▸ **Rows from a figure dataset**
--------------------
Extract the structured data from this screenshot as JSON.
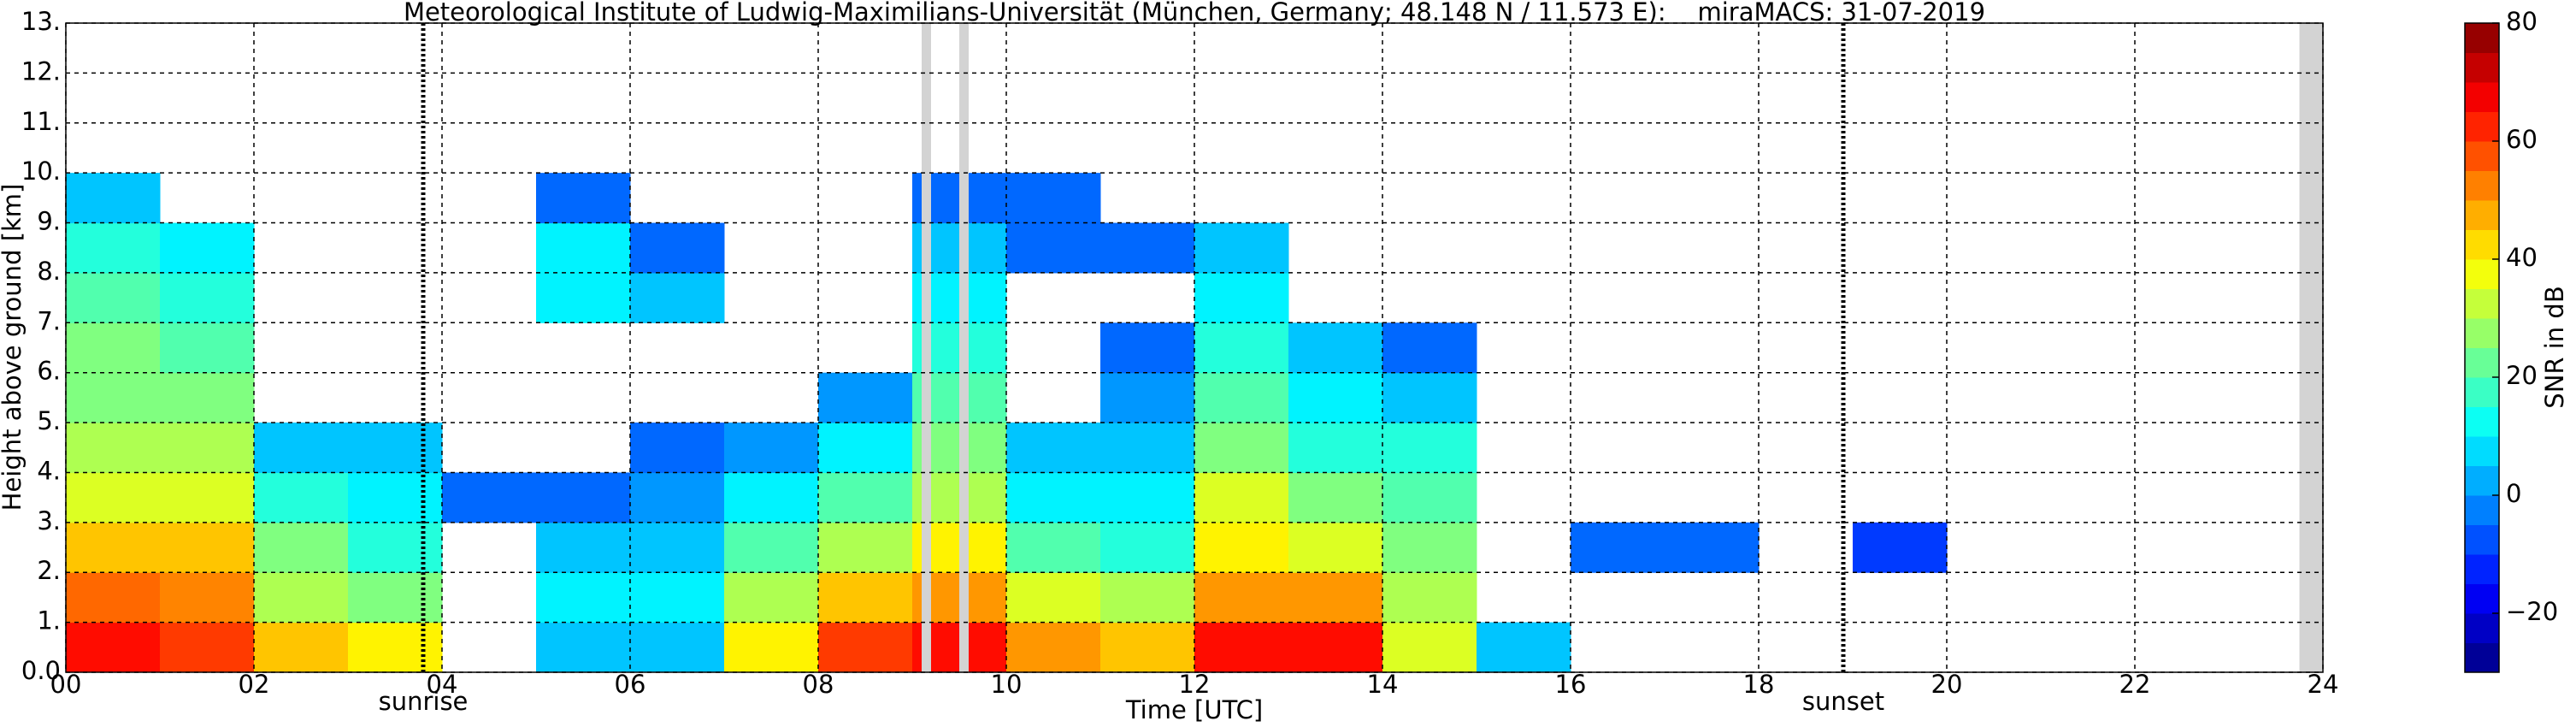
{
  "chart_data": {
    "type": "heatmap",
    "title": "Meteorological Institute of Ludwig-Maximilians-Universität (München, Germany; 48.148 N / 11.573 E):    miraMACS: 31-07-2019",
    "x_label": "Time [UTC]",
    "y_label": "Height above ground [km]",
    "colorbar_label": "SNR in dB",
    "colormap": "jet",
    "grid": true,
    "xlim": [
      0,
      24
    ],
    "ylim": [
      0,
      13
    ],
    "zlim": [
      -30,
      80
    ],
    "xticks": [
      {
        "value": 0,
        "label": "00"
      },
      {
        "value": 2,
        "label": "02"
      },
      {
        "value": 4,
        "label": "04"
      },
      {
        "value": 6,
        "label": "06"
      },
      {
        "value": 8,
        "label": "08"
      },
      {
        "value": 10,
        "label": "10"
      },
      {
        "value": 12,
        "label": "12"
      },
      {
        "value": 14,
        "label": "14"
      },
      {
        "value": 16,
        "label": "16"
      },
      {
        "value": 18,
        "label": "18"
      },
      {
        "value": 20,
        "label": "20"
      },
      {
        "value": 22,
        "label": "22"
      },
      {
        "value": 24,
        "label": "24"
      }
    ],
    "yticks": [
      {
        "value": 0,
        "label": "0.0"
      },
      {
        "value": 1,
        "label": "1."
      },
      {
        "value": 2,
        "label": "2."
      },
      {
        "value": 3,
        "label": "3."
      },
      {
        "value": 4,
        "label": "4."
      },
      {
        "value": 5,
        "label": "5."
      },
      {
        "value": 6,
        "label": "6."
      },
      {
        "value": 7,
        "label": "7."
      },
      {
        "value": 8,
        "label": "8."
      },
      {
        "value": 9,
        "label": "9."
      },
      {
        "value": 10,
        "label": "10."
      },
      {
        "value": 11,
        "label": "11."
      },
      {
        "value": 12,
        "label": "12."
      },
      {
        "value": 13,
        "label": "13."
      }
    ],
    "zticks": [
      {
        "value": -20,
        "label": "−20"
      },
      0,
      20,
      40,
      60,
      80
    ],
    "xbins": [
      0,
      1,
      2,
      3,
      4,
      5,
      6,
      7,
      8,
      9,
      10,
      11,
      12,
      13,
      14,
      15,
      16,
      17,
      18,
      19,
      20,
      21,
      22,
      23,
      24
    ],
    "ybins": [
      0,
      1,
      2,
      3,
      4,
      5,
      6,
      7,
      8,
      9,
      10
    ],
    "z": [
      [
        65,
        60,
        45,
        40,
        null,
        5,
        5,
        40,
        60,
        65,
        50,
        45,
        65,
        65,
        35,
        5,
        null,
        null,
        null,
        null,
        null,
        null,
        null,
        null
      ],
      [
        55,
        52,
        30,
        25,
        null,
        10,
        10,
        30,
        45,
        50,
        35,
        30,
        50,
        50,
        30,
        null,
        null,
        null,
        null,
        null,
        null,
        null,
        null,
        null
      ],
      [
        45,
        45,
        25,
        15,
        null,
        5,
        5,
        20,
        30,
        40,
        20,
        15,
        40,
        35,
        25,
        null,
        -5,
        -5,
        null,
        -10,
        null,
        null,
        null,
        null
      ],
      [
        35,
        35,
        15,
        10,
        -5,
        -5,
        0,
        10,
        20,
        30,
        10,
        10,
        35,
        25,
        20,
        null,
        null,
        null,
        null,
        null,
        null,
        null,
        null,
        null
      ],
      [
        30,
        30,
        5,
        5,
        null,
        null,
        -5,
        0,
        10,
        25,
        5,
        5,
        25,
        15,
        15,
        null,
        null,
        null,
        null,
        null,
        null,
        null,
        null,
        null
      ],
      [
        25,
        25,
        null,
        null,
        null,
        null,
        null,
        null,
        0,
        20,
        null,
        0,
        20,
        10,
        5,
        null,
        null,
        null,
        null,
        null,
        null,
        null,
        null,
        null
      ],
      [
        25,
        20,
        null,
        null,
        null,
        null,
        null,
        null,
        null,
        15,
        null,
        -5,
        15,
        5,
        -5,
        null,
        null,
        null,
        null,
        null,
        null,
        null,
        null,
        null
      ],
      [
        20,
        15,
        null,
        null,
        null,
        10,
        5,
        null,
        null,
        10,
        null,
        null,
        10,
        null,
        null,
        null,
        null,
        null,
        null,
        null,
        null,
        null,
        null,
        null
      ],
      [
        15,
        10,
        null,
        null,
        null,
        10,
        -5,
        null,
        null,
        5,
        -5,
        -5,
        5,
        null,
        null,
        null,
        null,
        null,
        null,
        null,
        null,
        null,
        null,
        null
      ],
      [
        5,
        null,
        null,
        null,
        null,
        -5,
        null,
        null,
        null,
        -5,
        -5,
        null,
        null,
        null,
        null,
        null,
        null,
        null,
        null,
        null,
        null,
        null,
        null,
        null
      ]
    ],
    "gaps": [
      [
        9.1,
        9.2
      ],
      [
        9.5,
        9.6
      ],
      [
        23.75,
        24
      ]
    ],
    "annotations": [
      {
        "text": "sunrise",
        "x": 3.8
      },
      {
        "text": "sunset",
        "x": 18.9
      }
    ]
  }
}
--------------------
▸ **GOAL**
Take the listing above and print it exactly, apart from the pictures.

▸ **ANSWER FOR THIS EXERCISE**
Extract the structured data from this screenshot as JSON.
{
  "chart_data": {
    "type": "heatmap",
    "title": "Meteorological Institute of Ludwig-Maximilians-Universität (München, Germany; 48.148 N / 11.573 E):    miraMACS: 31-07-2019",
    "x_label": "Time [UTC]",
    "y_label": "Height above ground [km]",
    "colorbar_label": "SNR in dB",
    "colormap": "jet",
    "grid": true,
    "xlim": [
      0,
      24
    ],
    "ylim": [
      0,
      13
    ],
    "zlim": [
      -30,
      80
    ],
    "xticks": [
      {
        "value": 0,
        "label": "00"
      },
      {
        "value": 2,
        "label": "02"
      },
      {
        "value": 4,
        "label": "04"
      },
      {
        "value": 6,
        "label": "06"
      },
      {
        "value": 8,
        "label": "08"
      },
      {
        "value": 10,
        "label": "10"
      },
      {
        "value": 12,
        "label": "12"
      },
      {
        "value": 14,
        "label": "14"
      },
      {
        "value": 16,
        "label": "16"
      },
      {
        "value": 18,
        "label": "18"
      },
      {
        "value": 20,
        "label": "20"
      },
      {
        "value": 22,
        "label": "22"
      },
      {
        "value": 24,
        "label": "24"
      }
    ],
    "yticks": [
      {
        "value": 0,
        "label": "0.0"
      },
      {
        "value": 1,
        "label": "1."
      },
      {
        "value": 2,
        "label": "2."
      },
      {
        "value": 3,
        "label": "3."
      },
      {
        "value": 4,
        "label": "4."
      },
      {
        "value": 5,
        "label": "5."
      },
      {
        "value": 6,
        "label": "6."
      },
      {
        "value": 7,
        "label": "7."
      },
      {
        "value": 8,
        "label": "8."
      },
      {
        "value": 9,
        "label": "9."
      },
      {
        "value": 10,
        "label": "10."
      },
      {
        "value": 11,
        "label": "11."
      },
      {
        "value": 12,
        "label": "12."
      },
      {
        "value": 13,
        "label": "13."
      }
    ],
    "zticks": [
      {
        "value": -20,
        "label": "−20"
      },
      0,
      20,
      40,
      60,
      80
    ],
    "xbins": [
      0,
      1,
      2,
      3,
      4,
      5,
      6,
      7,
      8,
      9,
      10,
      11,
      12,
      13,
      14,
      15,
      16,
      17,
      18,
      19,
      20,
      21,
      22,
      23,
      24
    ],
    "ybins": [
      0,
      1,
      2,
      3,
      4,
      5,
      6,
      7,
      8,
      9,
      10
    ],
    "z": [
      [
        65,
        60,
        45,
        40,
        null,
        5,
        5,
        40,
        60,
        65,
        50,
        45,
        65,
        65,
        35,
        5,
        null,
        null,
        null,
        null,
        null,
        null,
        null,
        null
      ],
      [
        55,
        52,
        30,
        25,
        null,
        10,
        10,
        30,
        45,
        50,
        35,
        30,
        50,
        50,
        30,
        null,
        null,
        null,
        null,
        null,
        null,
        null,
        null,
        null
      ],
      [
        45,
        45,
        25,
        15,
        null,
        5,
        5,
        20,
        30,
        40,
        20,
        15,
        40,
        35,
        25,
        null,
        -5,
        -5,
        null,
        -10,
        null,
        null,
        null,
        null
      ],
      [
        35,
        35,
        15,
        10,
        -5,
        -5,
        0,
        10,
        20,
        30,
        10,
        10,
        35,
        25,
        20,
        null,
        null,
        null,
        null,
        null,
        null,
        null,
        null,
        null
      ],
      [
        30,
        30,
        5,
        5,
        null,
        null,
        -5,
        0,
        10,
        25,
        5,
        5,
        25,
        15,
        15,
        null,
        null,
        null,
        null,
        null,
        null,
        null,
        null,
        null
      ],
      [
        25,
        25,
        null,
        null,
        null,
        null,
        null,
        null,
        0,
        20,
        null,
        0,
        20,
        10,
        5,
        null,
        null,
        null,
        null,
        null,
        null,
        null,
        null,
        null
      ],
      [
        25,
        20,
        null,
        null,
        null,
        null,
        null,
        null,
        null,
        15,
        null,
        -5,
        15,
        5,
        -5,
        null,
        null,
        null,
        null,
        null,
        null,
        null,
        null,
        null
      ],
      [
        20,
        15,
        null,
        null,
        null,
        10,
        5,
        null,
        null,
        10,
        null,
        null,
        10,
        null,
        null,
        null,
        null,
        null,
        null,
        null,
        null,
        null,
        null,
        null
      ],
      [
        15,
        10,
        null,
        null,
        null,
        10,
        -5,
        null,
        null,
        5,
        -5,
        -5,
        5,
        null,
        null,
        null,
        null,
        null,
        null,
        null,
        null,
        null,
        null,
        null
      ],
      [
        5,
        null,
        null,
        null,
        null,
        -5,
        null,
        null,
        null,
        -5,
        -5,
        null,
        null,
        null,
        null,
        null,
        null,
        null,
        null,
        null,
        null,
        null,
        null,
        null
      ]
    ],
    "gaps": [
      [
        9.1,
        9.2
      ],
      [
        9.5,
        9.6
      ],
      [
        23.75,
        24
      ]
    ],
    "annotations": [
      {
        "text": "sunrise",
        "x": 3.8
      },
      {
        "text": "sunset",
        "x": 18.9
      }
    ]
  }
}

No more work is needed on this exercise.